Objectives:
a. According to the OpenStreetMap project page, which city's map data is being cleaned and explored?
b. Please reproduce, word for word, everything in the OpenStreetMap project page from "For this project, I" down to "c = db.cursor()".

Page:
# OpenStreetMap (OSM) Data Wrangling Project

## Map area 

For this project, I have chosen to clean and explore the OpenStreetMap data of Boston, where I currently reside:  
- https://www.openstreetmap.org/relation/2315704
- http://metro.teczno.com/#boston

In [1]:
import sqlite3
import pandas as pd 
import re
db = sqlite3.connect("OSMBoston.db")
c = db.cursor()

## Issues with map data

After downloading a sample of the OSM data, converting them to csv files using data.py, and uploading them into a SQLite database, I noticed a number of issues with the map data that warrant our attention: 
- Overabbreviated street names
- Inconsistent state names
- Inconsistent city names 
- Inconsistent and problematic postal codes 

### Overabbreviated street names  

In [7]:
QUERY = """
        SELECT value, COUNT(*) 
        FROM (SELECT * FROM way_tags UNION ALL SELECT * FROM node_tags) t
        WHERE type = 'addr' AND key = 'street' 
        GROUP BY value ORDER BY value;
        """

Information shown:
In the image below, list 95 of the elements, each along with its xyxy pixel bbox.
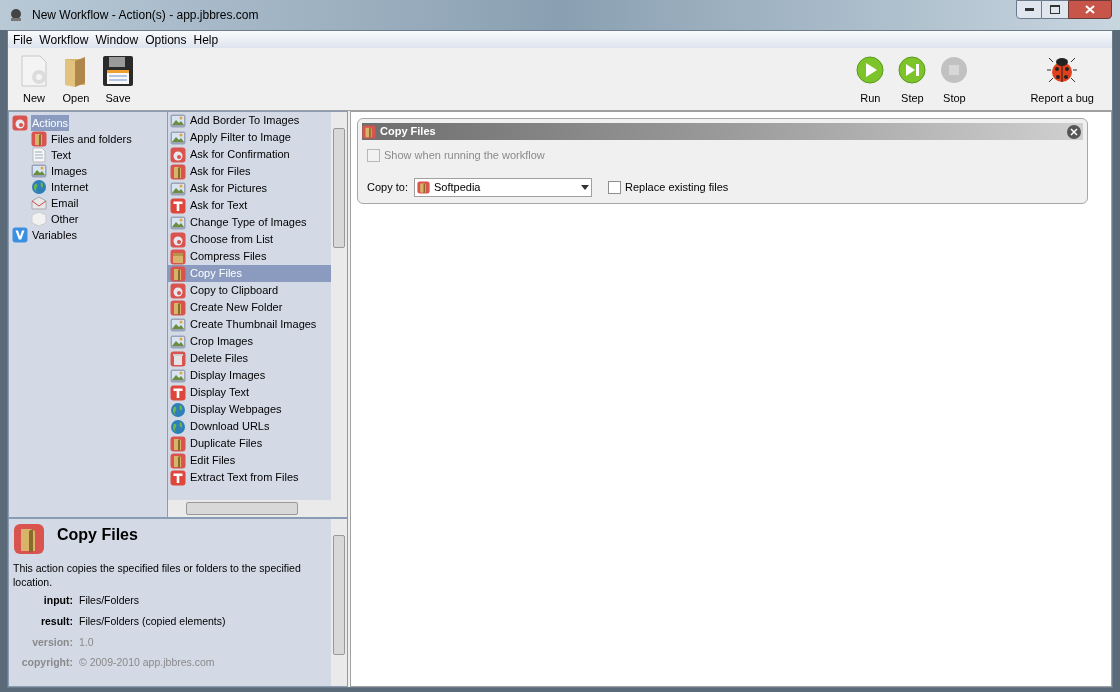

Solutions by task:
a. Boston

b.
For this project, I have chosen to clean and explore the OpenStreetMap data of Boston, where I currently reside:  
- https://www.openstreetmap.org/relation/2315704
- http://metro.teczno.com/#boston

In [1]:
import sqlite3
import pandas as pd 
import re
db = sqlite3.connect("OSMBoston.db")
c = db.cursor()